Stated problem - Can the data below be echoed back word for word?

Source data:
** Start **

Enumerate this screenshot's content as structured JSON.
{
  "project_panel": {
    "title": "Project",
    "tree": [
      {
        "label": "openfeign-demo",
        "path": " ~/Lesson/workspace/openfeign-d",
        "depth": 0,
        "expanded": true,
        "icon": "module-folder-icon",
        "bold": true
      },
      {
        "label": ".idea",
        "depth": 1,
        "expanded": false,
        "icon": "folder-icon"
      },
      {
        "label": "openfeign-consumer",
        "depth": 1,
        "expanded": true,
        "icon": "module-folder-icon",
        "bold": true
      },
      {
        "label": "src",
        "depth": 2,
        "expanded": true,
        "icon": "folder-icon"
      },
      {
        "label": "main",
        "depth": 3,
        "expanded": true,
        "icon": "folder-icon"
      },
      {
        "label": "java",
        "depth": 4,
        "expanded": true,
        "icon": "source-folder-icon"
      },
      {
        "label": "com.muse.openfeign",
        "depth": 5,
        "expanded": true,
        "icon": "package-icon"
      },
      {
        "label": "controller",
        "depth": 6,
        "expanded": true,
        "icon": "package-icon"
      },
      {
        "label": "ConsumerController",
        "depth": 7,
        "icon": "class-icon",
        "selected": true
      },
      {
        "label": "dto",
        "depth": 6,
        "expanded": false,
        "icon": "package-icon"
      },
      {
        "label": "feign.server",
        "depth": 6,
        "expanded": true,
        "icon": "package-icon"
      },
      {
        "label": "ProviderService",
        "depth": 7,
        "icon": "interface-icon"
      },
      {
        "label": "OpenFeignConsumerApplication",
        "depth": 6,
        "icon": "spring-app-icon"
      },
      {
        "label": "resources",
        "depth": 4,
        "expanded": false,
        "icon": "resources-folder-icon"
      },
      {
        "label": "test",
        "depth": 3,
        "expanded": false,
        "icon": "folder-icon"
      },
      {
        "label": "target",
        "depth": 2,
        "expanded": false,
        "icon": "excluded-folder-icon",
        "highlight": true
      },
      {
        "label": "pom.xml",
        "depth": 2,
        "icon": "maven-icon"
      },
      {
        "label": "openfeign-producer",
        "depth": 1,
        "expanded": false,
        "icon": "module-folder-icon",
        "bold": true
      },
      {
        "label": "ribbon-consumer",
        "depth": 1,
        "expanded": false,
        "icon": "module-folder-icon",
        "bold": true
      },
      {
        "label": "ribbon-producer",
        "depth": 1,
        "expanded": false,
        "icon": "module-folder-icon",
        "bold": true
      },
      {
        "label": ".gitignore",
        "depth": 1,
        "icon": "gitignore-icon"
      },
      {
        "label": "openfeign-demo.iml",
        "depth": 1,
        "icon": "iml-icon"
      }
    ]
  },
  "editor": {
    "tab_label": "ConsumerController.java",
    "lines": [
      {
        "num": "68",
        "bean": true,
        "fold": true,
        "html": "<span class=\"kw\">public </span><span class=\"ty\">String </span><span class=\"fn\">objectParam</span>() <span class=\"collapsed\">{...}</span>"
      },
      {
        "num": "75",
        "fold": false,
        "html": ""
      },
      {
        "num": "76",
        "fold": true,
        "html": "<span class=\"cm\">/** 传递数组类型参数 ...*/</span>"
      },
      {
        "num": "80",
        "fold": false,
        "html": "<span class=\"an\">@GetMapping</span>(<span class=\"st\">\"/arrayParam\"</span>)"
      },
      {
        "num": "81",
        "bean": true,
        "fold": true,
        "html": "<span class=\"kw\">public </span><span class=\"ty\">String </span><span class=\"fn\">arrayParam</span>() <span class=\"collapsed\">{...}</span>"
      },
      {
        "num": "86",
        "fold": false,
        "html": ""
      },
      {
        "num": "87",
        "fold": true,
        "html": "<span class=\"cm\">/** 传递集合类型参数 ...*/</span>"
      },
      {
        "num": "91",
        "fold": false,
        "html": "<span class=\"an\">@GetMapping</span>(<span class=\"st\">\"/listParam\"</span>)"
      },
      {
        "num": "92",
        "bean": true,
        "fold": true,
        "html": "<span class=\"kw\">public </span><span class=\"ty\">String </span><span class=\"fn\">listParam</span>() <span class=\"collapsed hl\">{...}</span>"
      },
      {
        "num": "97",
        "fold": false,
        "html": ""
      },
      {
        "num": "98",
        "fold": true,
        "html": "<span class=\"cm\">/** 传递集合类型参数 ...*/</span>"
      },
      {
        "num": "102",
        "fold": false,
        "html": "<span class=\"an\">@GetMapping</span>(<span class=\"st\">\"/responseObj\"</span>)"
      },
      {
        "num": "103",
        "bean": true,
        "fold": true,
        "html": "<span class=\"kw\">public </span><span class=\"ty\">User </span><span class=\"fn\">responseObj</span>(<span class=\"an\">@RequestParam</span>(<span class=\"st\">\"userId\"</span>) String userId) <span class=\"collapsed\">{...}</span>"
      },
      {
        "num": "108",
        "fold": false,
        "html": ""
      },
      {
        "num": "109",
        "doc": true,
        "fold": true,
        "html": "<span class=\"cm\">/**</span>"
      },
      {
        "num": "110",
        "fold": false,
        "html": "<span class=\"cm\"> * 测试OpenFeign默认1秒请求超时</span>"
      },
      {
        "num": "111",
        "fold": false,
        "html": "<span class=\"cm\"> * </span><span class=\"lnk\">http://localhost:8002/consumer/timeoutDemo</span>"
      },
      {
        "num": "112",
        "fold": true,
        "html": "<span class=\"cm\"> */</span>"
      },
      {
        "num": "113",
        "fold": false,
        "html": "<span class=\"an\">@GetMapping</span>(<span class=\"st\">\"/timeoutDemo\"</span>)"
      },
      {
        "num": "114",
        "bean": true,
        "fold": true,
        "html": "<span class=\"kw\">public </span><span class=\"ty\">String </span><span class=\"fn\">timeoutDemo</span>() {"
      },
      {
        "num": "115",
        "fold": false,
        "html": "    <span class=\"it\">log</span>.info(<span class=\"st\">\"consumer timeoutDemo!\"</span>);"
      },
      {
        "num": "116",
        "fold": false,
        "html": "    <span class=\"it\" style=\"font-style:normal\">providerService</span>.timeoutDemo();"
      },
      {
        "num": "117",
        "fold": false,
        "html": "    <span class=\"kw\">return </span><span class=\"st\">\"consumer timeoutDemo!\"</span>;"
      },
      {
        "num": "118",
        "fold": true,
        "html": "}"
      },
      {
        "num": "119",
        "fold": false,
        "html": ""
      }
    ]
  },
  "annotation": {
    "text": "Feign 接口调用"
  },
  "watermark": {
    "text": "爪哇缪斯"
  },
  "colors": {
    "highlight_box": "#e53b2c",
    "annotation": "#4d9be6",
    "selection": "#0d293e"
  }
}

** End **

Result -
Enumerate this screenshot's content as structured JSON.
{
  "project_panel": {
    "title": "Project",
    "tree": [
      {
        "label": "openfeign-demo",
        "path": " ~/Lesson/workspace/openfeign-d",
        "depth": 0,
        "expanded": true,
        "icon": "module-folder-icon",
        "bold": true
      },
      {
        "label": ".idea",
        "depth": 1,
        "expanded": false,
        "icon": "folder-icon"
      },
      {
        "label": "openfeign-consumer",
        "depth": 1,
        "expanded": true,
        "icon": "module-folder-icon",
        "bold": true
      },
      {
        "label": "src",
        "depth": 2,
        "expanded": true,
        "icon": "folder-icon"
      },
      {
        "label": "main",
        "depth": 3,
        "expanded": true,
        "icon": "folder-icon"
      },
      {
        "label": "java",
        "depth": 4,
        "expanded": true,
        "icon": "source-folder-icon"
      },
      {
        "label": "com.muse.openfeign",
        "depth": 5,
        "expanded": true,
        "icon": "package-icon"
      },
      {
        "label": "controller",
        "depth": 6,
        "expanded": true,
        "icon": "package-icon"
      },
      {
        "label": "ConsumerController",
        "depth": 7,
        "icon": "class-icon",
        "selected": true
      },
      {
        "label": "dto",
        "depth": 6,
        "expanded": false,
        "icon": "package-icon"
      },
      {
        "label": "feign.server",
        "depth": 6,
        "expanded": true,
        "icon": "package-icon"
      },
      {
        "label": "ProviderService",
        "depth": 7,
        "icon": "interface-icon"
      },
      {
        "label": "OpenFeignConsumerApplication",
        "depth": 6,
        "icon": "spring-app-icon"
      },
      {
        "label": "resources",
        "depth": 4,
        "expanded": false,
        "icon": "resources-folder-icon"
      },
      {
        "label": "test",
        "depth": 3,
        "expanded": false,
        "icon": "folder-icon"
      },
      {
        "label": "target",
        "depth": 2,
        "expanded": false,
        "icon": "excluded-folder-icon",
        "highlight": true
      },
      {
        "label": "pom.xml",
        "depth": 2,
        "icon": "maven-icon"
      },
      {
        "label": "openfeign-producer",
        "depth": 1,
        "expanded": false,
        "icon": "module-folder-icon",
        "bold": true
      },
      {
        "label": "ribbon-consumer",
        "depth": 1,
        "expanded": false,
        "icon": "module-folder-icon",
        "bold": true
      },
      {
        "label": "ribbon-producer",
        "depth": 1,
        "expanded": false,
        "icon": "module-folder-icon",
        "bold": true
      },
      {
        "label": ".gitignore",
        "depth": 1,
        "icon": "gitignore-icon"
      },
      {
        "label": "openfeign-demo.iml",
        "depth": 1,
        "icon": "iml-icon"
      }
    ]
  },
  "editor": {
    "tab_label": "ConsumerController.java",
    "lines": [
      {
        "num": "68",
        "bean": true,
        "fold": true,
        "html": "<span class=\"kw\">public </span><span class=\"ty\">String </span><span class=\"fn\">objectParam</span>() <span class=\"collapsed\">{...}</span>"
      },
      {
        "num": "75",
        "fold": false,
        "html": ""
      },
      {
        "num": "76",
        "fold": true,
        "html": "<span class=\"cm\">/** 传递数组类型参数 ...*/</span>"
      },
      {
        "num": "80",
        "fold": false,
        "html": "<span class=\"an\">@GetMapping</span>(<span class=\"st\">\"/arrayParam\"</span>)"
      },
      {
        "num": "81",
        "bean": true,
        "fold": true,
        "html": "<span class=\"kw\">public </span><span class=\"ty\">String </span><span class=\"fn\">arrayParam</span>() <span class=\"collapsed\">{...}</span>"
      },
      {
        "num": "86",
        "fold": false,
        "html": ""
      },
      {
        "num": "87",
        "fold": true,
        "html": "<span class=\"cm\">/** 传递集合类型参数 ...*/</span>"
      },
      {
        "num": "91",
        "fold": false,
        "html": "<span class=\"an\">@GetMapping</span>(<span class=\"st\">\"/listParam\"</span>)"
      },
      {
        "num": "92",
        "bean": true,
        "fold": true,
        "html": "<span class=\"kw\">public </span><span class=\"ty\">String </span><span class=\"fn\">listParam</span>() <span class=\"collapsed hl\">{...}</span>"
      },
      {
        "num": "97",
        "fold": false,
        "html": ""
      },
      {
        "num": "98",
        "fold": true,
        "html": "<span class=\"cm\">/** 传递集合类型参数 ...*/</span>"
      },
      {
        "num": "102",
        "fold": false,
        "html": "<span class=\"an\">@GetMapping</span>(<span class=\"st\">\"/responseObj\"</span>)"
      },
      {
        "num": "103",
        "bean": true,
        "fold": true,
        "html": "<span class=\"kw\">public </span><span class=\"ty\">User </span><span class=\"fn\">responseObj</span>(<span class=\"an\">@RequestParam</span>(<span class=\"st\">\"userId\"</span>) String userId) <span class=\"collapsed\">{...}</span>"
      },
      {
        "num": "108",
        "fold": false,
        "html": ""
      },
      {
        "num": "109",
        "doc": true,
        "fold": true,
        "html": "<span class=\"cm\">/**</span>"
      },
      {
        "num": "110",
        "fold": false,
        "html": "<span class=\"cm\"> * 测试OpenFeign默认1秒请求超时</span>"
      },
      {
        "num": "111",
        "fold": false,
        "html": "<span class=\"cm\"> * </span><span class=\"lnk\">http://localhost:8002/consumer/timeoutDemo</span>"
      },
      {
        "num": "112",
        "fold": true,
        "html": "<span class=\"cm\"> */</span>"
      },
      {
        "num": "113",
        "fold": false,
        "html": "<span class=\"an\">@GetMapping</span>(<span class=\"st\">\"/timeoutDemo\"</span>)"
      },
      {
        "num": "114",
        "bean": true,
        "fold": true,
        "html": "<span class=\"kw\">public </span><span class=\"ty\">String </span><span class=\"fn\">timeoutDemo</span>() {"
      },
      {
        "num": "115",
        "fold": false,
        "html": "    <span class=\"it\">log</span>.info(<span class=\"st\">\"consumer timeoutDemo!\"</span>);"
      },
      {
        "num": "116",
        "fold": false,
        "html": "    <span class=\"it\" style=\"font-style:normal\">providerService</span>.timeoutDemo();"
      },
      {
        "num": "117",
        "fold": false,
        "html": "    <span class=\"kw\">return </span><span class=\"st\">\"consumer timeoutDemo!\"</span>;"
      },
      {
        "num": "118",
        "fold": true,
        "html": "}"
      },
      {
        "num": "119",
        "fold": false,
        "html": ""
      }
    ]
  },
  "annotation": {
    "text": "Feign 接口调用"
  },
  "watermark": {
    "text": "爪哇缪斯"
  },
  "colors": {
    "highlight_box": "#e53b2c",
    "annotation": "#4d9be6",
    "selection": "#0d293e"
  }
}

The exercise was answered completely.